The problem –
Copy whichever lines contain the string "Apass".

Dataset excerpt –
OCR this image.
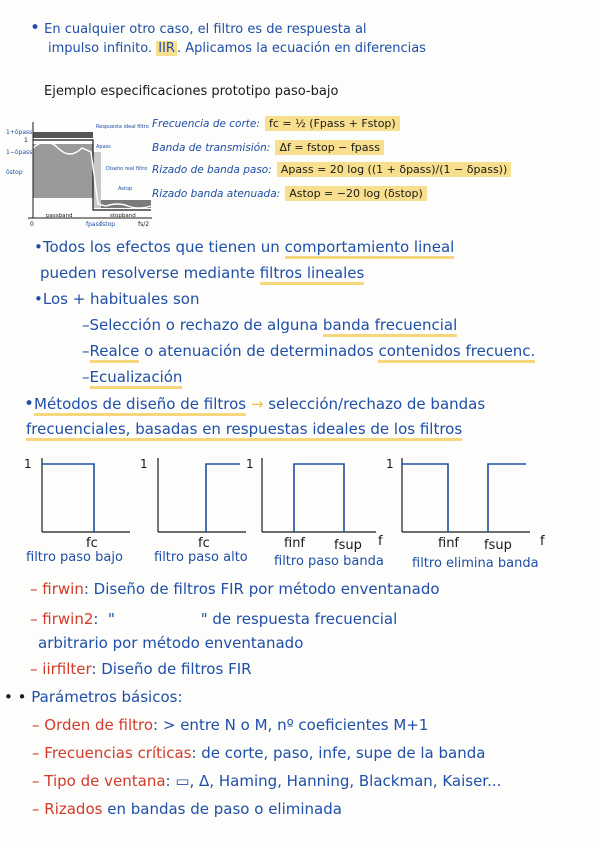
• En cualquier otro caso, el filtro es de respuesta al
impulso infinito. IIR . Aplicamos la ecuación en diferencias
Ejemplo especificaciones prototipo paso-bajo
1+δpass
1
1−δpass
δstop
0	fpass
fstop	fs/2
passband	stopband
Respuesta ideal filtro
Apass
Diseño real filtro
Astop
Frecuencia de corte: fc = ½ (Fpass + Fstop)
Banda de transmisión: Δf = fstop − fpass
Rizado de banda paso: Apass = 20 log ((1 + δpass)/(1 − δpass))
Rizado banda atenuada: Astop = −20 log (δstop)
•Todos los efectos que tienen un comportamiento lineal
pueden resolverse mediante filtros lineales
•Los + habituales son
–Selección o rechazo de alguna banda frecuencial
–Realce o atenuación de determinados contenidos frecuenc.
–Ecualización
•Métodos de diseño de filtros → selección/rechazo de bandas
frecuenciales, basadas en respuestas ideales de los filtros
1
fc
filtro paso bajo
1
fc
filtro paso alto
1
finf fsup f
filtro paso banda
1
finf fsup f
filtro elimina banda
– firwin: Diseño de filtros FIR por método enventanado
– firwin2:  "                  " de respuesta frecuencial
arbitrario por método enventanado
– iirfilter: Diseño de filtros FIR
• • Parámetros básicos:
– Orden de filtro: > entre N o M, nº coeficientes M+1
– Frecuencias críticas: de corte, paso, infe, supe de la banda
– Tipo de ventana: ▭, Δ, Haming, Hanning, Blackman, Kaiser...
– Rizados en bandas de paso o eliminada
--
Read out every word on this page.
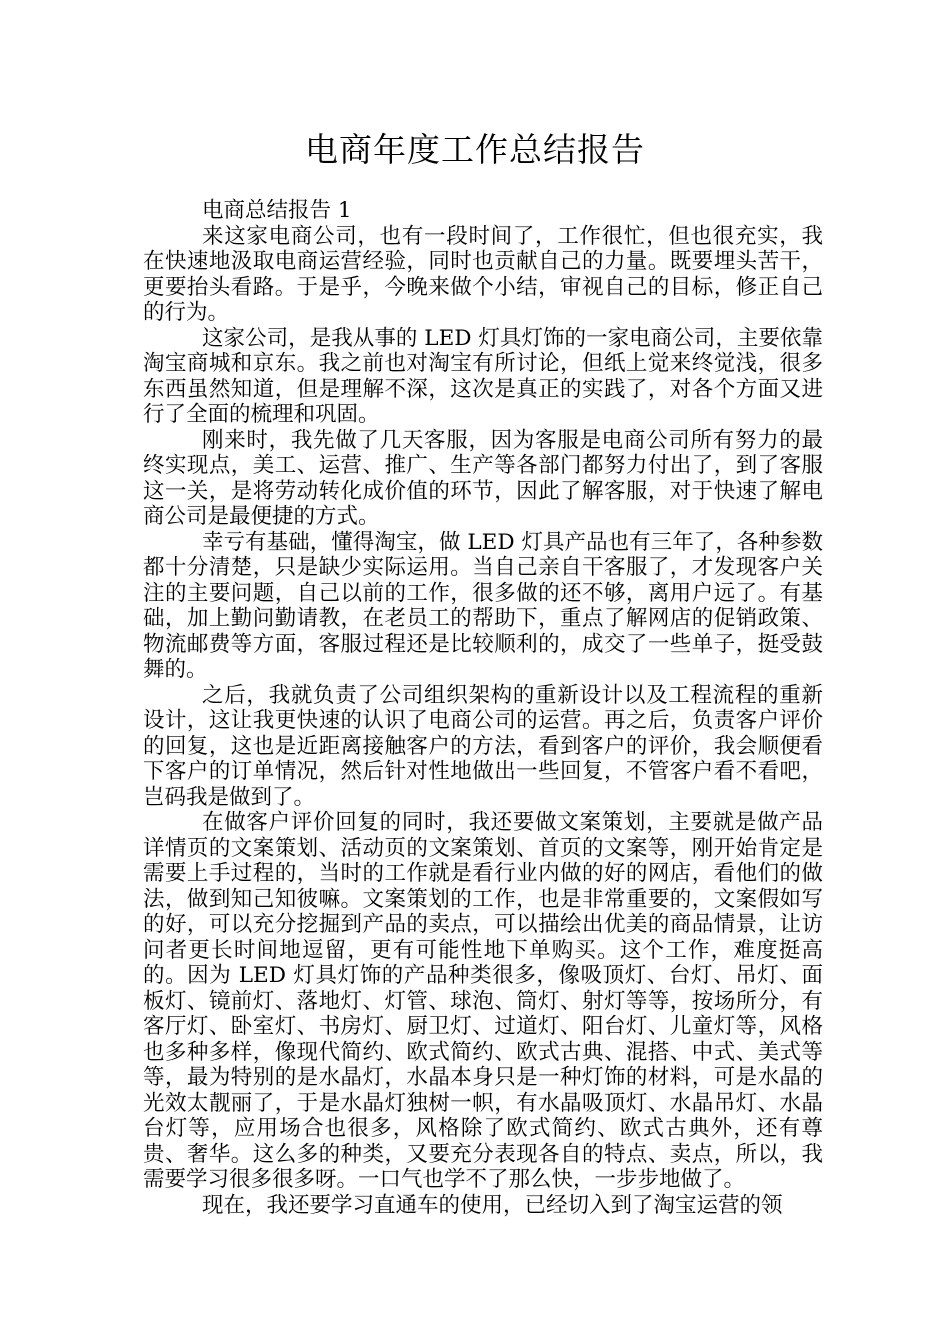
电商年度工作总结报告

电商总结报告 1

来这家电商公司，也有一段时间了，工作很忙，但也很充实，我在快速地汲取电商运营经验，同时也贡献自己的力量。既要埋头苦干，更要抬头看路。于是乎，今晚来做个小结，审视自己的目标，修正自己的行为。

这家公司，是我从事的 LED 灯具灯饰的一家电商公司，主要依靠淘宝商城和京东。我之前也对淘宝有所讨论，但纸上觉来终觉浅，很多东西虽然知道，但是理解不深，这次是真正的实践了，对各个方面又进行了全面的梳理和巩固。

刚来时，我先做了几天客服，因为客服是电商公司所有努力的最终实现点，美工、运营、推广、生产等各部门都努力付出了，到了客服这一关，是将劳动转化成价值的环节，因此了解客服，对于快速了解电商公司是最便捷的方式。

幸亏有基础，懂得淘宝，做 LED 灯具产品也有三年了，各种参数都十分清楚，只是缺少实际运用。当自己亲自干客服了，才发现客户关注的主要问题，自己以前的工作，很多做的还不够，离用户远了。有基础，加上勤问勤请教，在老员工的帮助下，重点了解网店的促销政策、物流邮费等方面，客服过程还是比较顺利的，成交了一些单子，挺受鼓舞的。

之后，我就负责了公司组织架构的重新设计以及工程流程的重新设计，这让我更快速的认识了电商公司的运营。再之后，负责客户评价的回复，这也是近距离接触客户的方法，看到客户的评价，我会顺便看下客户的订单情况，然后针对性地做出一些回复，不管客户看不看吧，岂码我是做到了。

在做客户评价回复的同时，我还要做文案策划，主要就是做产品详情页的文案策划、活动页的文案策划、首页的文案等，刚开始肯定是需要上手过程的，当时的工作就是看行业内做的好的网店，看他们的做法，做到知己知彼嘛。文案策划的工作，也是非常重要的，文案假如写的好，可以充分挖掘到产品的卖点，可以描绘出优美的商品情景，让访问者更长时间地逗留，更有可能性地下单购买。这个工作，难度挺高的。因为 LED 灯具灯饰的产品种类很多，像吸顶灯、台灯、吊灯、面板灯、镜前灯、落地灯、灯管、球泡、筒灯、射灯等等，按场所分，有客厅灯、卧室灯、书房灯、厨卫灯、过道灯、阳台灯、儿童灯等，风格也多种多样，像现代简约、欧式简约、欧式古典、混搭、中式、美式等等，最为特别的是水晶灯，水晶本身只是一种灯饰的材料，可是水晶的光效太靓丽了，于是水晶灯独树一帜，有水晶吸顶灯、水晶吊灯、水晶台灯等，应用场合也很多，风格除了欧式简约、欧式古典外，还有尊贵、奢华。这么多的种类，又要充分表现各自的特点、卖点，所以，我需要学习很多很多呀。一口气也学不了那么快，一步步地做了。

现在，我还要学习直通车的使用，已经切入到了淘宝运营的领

Result of the task –
Apass
Rizado de banda paso: Apass = 20 log ((1 + δpass)/(1 − δpass))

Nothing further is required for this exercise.